◆ Challenge:
Set down the material below in full, matching it exactly.

◆ Input for this task:

━━━

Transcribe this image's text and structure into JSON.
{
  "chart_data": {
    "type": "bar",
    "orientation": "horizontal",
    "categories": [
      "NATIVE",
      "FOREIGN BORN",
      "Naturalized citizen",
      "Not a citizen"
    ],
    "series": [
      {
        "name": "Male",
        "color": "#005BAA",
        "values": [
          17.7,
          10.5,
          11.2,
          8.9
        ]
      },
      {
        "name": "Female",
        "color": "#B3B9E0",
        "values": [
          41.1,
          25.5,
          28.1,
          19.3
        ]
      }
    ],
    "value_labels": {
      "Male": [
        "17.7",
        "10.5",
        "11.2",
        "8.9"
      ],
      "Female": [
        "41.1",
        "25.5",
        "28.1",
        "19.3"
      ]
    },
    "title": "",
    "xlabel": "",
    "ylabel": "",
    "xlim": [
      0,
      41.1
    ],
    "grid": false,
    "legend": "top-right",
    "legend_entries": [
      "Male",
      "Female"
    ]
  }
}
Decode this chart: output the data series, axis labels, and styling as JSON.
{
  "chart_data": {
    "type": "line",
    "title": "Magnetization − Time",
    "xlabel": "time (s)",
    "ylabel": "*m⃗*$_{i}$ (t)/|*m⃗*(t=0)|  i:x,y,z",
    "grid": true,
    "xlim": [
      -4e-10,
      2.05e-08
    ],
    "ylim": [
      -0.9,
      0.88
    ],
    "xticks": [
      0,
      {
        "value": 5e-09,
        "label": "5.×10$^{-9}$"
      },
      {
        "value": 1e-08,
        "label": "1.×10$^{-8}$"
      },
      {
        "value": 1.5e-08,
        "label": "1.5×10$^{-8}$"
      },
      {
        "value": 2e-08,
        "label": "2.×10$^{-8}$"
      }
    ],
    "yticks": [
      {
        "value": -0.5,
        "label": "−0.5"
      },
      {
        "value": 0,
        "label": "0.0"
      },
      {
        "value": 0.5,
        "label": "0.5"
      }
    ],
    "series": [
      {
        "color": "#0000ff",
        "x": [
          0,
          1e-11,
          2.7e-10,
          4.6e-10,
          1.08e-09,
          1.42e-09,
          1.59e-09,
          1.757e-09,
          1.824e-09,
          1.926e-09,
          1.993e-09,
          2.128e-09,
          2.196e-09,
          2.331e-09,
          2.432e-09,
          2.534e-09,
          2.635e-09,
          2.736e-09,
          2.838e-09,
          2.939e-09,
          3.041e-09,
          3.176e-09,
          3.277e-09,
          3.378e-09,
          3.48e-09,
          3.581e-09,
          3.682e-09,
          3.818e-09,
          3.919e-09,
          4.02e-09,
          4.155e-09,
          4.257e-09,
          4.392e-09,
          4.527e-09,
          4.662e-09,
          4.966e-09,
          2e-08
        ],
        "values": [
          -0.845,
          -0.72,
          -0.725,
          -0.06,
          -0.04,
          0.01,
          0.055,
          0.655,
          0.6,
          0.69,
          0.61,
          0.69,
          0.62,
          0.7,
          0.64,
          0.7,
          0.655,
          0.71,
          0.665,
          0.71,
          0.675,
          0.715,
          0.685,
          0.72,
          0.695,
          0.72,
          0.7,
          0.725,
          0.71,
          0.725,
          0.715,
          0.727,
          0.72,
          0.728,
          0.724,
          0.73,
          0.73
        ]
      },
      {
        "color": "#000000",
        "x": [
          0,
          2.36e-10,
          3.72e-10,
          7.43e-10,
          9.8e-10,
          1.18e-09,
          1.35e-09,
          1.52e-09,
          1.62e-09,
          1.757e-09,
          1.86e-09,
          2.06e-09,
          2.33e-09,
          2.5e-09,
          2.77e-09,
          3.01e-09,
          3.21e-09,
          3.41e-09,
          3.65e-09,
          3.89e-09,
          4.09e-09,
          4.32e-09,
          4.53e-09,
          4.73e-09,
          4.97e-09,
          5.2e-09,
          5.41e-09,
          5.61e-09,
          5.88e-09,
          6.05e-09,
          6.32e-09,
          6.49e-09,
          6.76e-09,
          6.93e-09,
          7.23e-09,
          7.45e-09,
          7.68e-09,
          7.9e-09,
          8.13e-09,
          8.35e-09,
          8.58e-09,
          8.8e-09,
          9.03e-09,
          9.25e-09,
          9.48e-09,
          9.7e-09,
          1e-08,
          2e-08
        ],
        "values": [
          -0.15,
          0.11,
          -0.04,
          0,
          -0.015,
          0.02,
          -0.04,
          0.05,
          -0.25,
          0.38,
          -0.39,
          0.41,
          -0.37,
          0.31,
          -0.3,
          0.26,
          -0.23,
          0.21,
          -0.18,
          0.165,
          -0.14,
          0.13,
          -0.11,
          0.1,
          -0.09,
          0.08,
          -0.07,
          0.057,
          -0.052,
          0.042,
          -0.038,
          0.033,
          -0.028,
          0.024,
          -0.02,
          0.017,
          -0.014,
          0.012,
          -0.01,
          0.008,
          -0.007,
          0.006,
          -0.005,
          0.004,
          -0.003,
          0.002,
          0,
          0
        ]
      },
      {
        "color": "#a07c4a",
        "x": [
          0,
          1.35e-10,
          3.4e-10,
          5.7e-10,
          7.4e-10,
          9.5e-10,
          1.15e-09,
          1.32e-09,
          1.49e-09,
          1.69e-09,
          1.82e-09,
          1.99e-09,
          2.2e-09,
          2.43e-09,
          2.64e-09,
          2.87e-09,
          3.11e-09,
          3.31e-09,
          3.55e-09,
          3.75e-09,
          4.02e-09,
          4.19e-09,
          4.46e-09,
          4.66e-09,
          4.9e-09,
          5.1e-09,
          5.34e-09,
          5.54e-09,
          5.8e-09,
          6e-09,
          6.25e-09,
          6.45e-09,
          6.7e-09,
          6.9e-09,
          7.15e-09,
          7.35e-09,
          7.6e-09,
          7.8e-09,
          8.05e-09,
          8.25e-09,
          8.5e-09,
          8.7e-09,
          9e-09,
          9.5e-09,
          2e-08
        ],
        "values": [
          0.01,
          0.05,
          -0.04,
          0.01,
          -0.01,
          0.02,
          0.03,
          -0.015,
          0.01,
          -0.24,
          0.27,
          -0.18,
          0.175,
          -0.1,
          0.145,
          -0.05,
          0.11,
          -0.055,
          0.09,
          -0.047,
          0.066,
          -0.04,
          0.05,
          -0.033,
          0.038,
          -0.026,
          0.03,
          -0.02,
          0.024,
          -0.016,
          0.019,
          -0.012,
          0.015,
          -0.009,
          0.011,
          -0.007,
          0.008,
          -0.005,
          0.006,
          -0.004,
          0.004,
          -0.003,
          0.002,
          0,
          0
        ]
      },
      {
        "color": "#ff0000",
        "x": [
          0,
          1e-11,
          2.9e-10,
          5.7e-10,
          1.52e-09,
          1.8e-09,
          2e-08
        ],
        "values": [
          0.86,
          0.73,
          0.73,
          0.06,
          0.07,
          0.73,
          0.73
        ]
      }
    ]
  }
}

━━━

◆ Output:
Transcribe this image's text and structure into JSON.
{
  "chart_data": {
    "type": "bar",
    "orientation": "horizontal",
    "categories": [
      "NATIVE",
      "FOREIGN BORN",
      "Naturalized citizen",
      "Not a citizen"
    ],
    "series": [
      {
        "name": "Male",
        "color": "#005BAA",
        "values": [
          17.7,
          10.5,
          11.2,
          8.9
        ]
      },
      {
        "name": "Female",
        "color": "#B3B9E0",
        "values": [
          41.1,
          25.5,
          28.1,
          19.3
        ]
      }
    ],
    "value_labels": {
      "Male": [
        "17.7",
        "10.5",
        "11.2",
        "8.9"
      ],
      "Female": [
        "41.1",
        "25.5",
        "28.1",
        "19.3"
      ]
    },
    "title": "",
    "xlabel": "",
    "ylabel": "",
    "xlim": [
      0,
      41.1
    ],
    "grid": false,
    "legend": "top-right",
    "legend_entries": [
      "Male",
      "Female"
    ]
  }
}
Decode this chart: output the data series, axis labels, and styling as JSON.
{
  "chart_data": {
    "type": "line",
    "title": "Magnetization − Time",
    "xlabel": "time (s)",
    "ylabel": "*m⃗*$_{i}$ (t)/|*m⃗*(t=0)|  i:x,y,z",
    "grid": true,
    "xlim": [
      -4e-10,
      2.05e-08
    ],
    "ylim": [
      -0.9,
      0.88
    ],
    "xticks": [
      0,
      {
        "value": 5e-09,
        "label": "5.×10$^{-9}$"
      },
      {
        "value": 1e-08,
        "label": "1.×10$^{-8}$"
      },
      {
        "value": 1.5e-08,
        "label": "1.5×10$^{-8}$"
      },
      {
        "value": 2e-08,
        "label": "2.×10$^{-8}$"
      }
    ],
    "yticks": [
      {
        "value": -0.5,
        "label": "−0.5"
      },
      {
        "value": 0,
        "label": "0.0"
      },
      {
        "value": 0.5,
        "label": "0.5"
      }
    ],
    "series": [
      {
        "color": "#0000ff",
        "x": [
          0,
          1e-11,
          2.7e-10,
          4.6e-10,
          1.08e-09,
          1.42e-09,
          1.59e-09,
          1.757e-09,
          1.824e-09,
          1.926e-09,
          1.993e-09,
          2.128e-09,
          2.196e-09,
          2.331e-09,
          2.432e-09,
          2.534e-09,
          2.635e-09,
          2.736e-09,
          2.838e-09,
          2.939e-09,
          3.041e-09,
          3.176e-09,
          3.277e-09,
          3.378e-09,
          3.48e-09,
          3.581e-09,
          3.682e-09,
          3.818e-09,
          3.919e-09,
          4.02e-09,
          4.155e-09,
          4.257e-09,
          4.392e-09,
          4.527e-09,
          4.662e-09,
          4.966e-09,
          2e-08
        ],
        "values": [
          -0.845,
          -0.72,
          -0.725,
          -0.06,
          -0.04,
          0.01,
          0.055,
          0.655,
          0.6,
          0.69,
          0.61,
          0.69,
          0.62,
          0.7,
          0.64,
          0.7,
          0.655,
          0.71,
          0.665,
          0.71,
          0.675,
          0.715,
          0.685,
          0.72,
          0.695,
          0.72,
          0.7,
          0.725,
          0.71,
          0.725,
          0.715,
          0.727,
          0.72,
          0.728,
          0.724,
          0.73,
          0.73
        ]
      },
      {
        "color": "#000000",
        "x": [
          0,
          2.36e-10,
          3.72e-10,
          7.43e-10,
          9.8e-10,
          1.18e-09,
          1.35e-09,
          1.52e-09,
          1.62e-09,
          1.757e-09,
          1.86e-09,
          2.06e-09,
          2.33e-09,
          2.5e-09,
          2.77e-09,
          3.01e-09,
          3.21e-09,
          3.41e-09,
          3.65e-09,
          3.89e-09,
          4.09e-09,
          4.32e-09,
          4.53e-09,
          4.73e-09,
          4.97e-09,
          5.2e-09,
          5.41e-09,
          5.61e-09,
          5.88e-09,
          6.05e-09,
          6.32e-09,
          6.49e-09,
          6.76e-09,
          6.93e-09,
          7.23e-09,
          7.45e-09,
          7.68e-09,
          7.9e-09,
          8.13e-09,
          8.35e-09,
          8.58e-09,
          8.8e-09,
          9.03e-09,
          9.25e-09,
          9.48e-09,
          9.7e-09,
          1e-08,
          2e-08
        ],
        "values": [
          -0.15,
          0.11,
          -0.04,
          0,
          -0.015,
          0.02,
          -0.04,
          0.05,
          -0.25,
          0.38,
          -0.39,
          0.41,
          -0.37,
          0.31,
          -0.3,
          0.26,
          -0.23,
          0.21,
          -0.18,
          0.165,
          -0.14,
          0.13,
          -0.11,
          0.1,
          -0.09,
          0.08,
          -0.07,
          0.057,
          -0.052,
          0.042,
          -0.038,
          0.033,
          -0.028,
          0.024,
          -0.02,
          0.017,
          -0.014,
          0.012,
          -0.01,
          0.008,
          -0.007,
          0.006,
          -0.005,
          0.004,
          -0.003,
          0.002,
          0,
          0
        ]
      },
      {
        "color": "#a07c4a",
        "x": [
          0,
          1.35e-10,
          3.4e-10,
          5.7e-10,
          7.4e-10,
          9.5e-10,
          1.15e-09,
          1.32e-09,
          1.49e-09,
          1.69e-09,
          1.82e-09,
          1.99e-09,
          2.2e-09,
          2.43e-09,
          2.64e-09,
          2.87e-09,
          3.11e-09,
          3.31e-09,
          3.55e-09,
          3.75e-09,
          4.02e-09,
          4.19e-09,
          4.46e-09,
          4.66e-09,
          4.9e-09,
          5.1e-09,
          5.34e-09,
          5.54e-09,
          5.8e-09,
          6e-09,
          6.25e-09,
          6.45e-09,
          6.7e-09,
          6.9e-09,
          7.15e-09,
          7.35e-09,
          7.6e-09,
          7.8e-09,
          8.05e-09,
          8.25e-09,
          8.5e-09,
          8.7e-09,
          9e-09,
          9.5e-09,
          2e-08
        ],
        "values": [
          0.01,
          0.05,
          -0.04,
          0.01,
          -0.01,
          0.02,
          0.03,
          -0.015,
          0.01,
          -0.24,
          0.27,
          -0.18,
          0.175,
          -0.1,
          0.145,
          -0.05,
          0.11,
          -0.055,
          0.09,
          -0.047,
          0.066,
          -0.04,
          0.05,
          -0.033,
          0.038,
          -0.026,
          0.03,
          -0.02,
          0.024,
          -0.016,
          0.019,
          -0.012,
          0.015,
          -0.009,
          0.011,
          -0.007,
          0.008,
          -0.005,
          0.006,
          -0.004,
          0.004,
          -0.003,
          0.002,
          0,
          0
        ]
      },
      {
        "color": "#ff0000",
        "x": [
          0,
          1e-11,
          2.9e-10,
          5.7e-10,
          1.52e-09,
          1.8e-09,
          2e-08
        ],
        "values": [
          0.86,
          0.73,
          0.73,
          0.06,
          0.07,
          0.73,
          0.73
        ]
      }
    ]
  }
}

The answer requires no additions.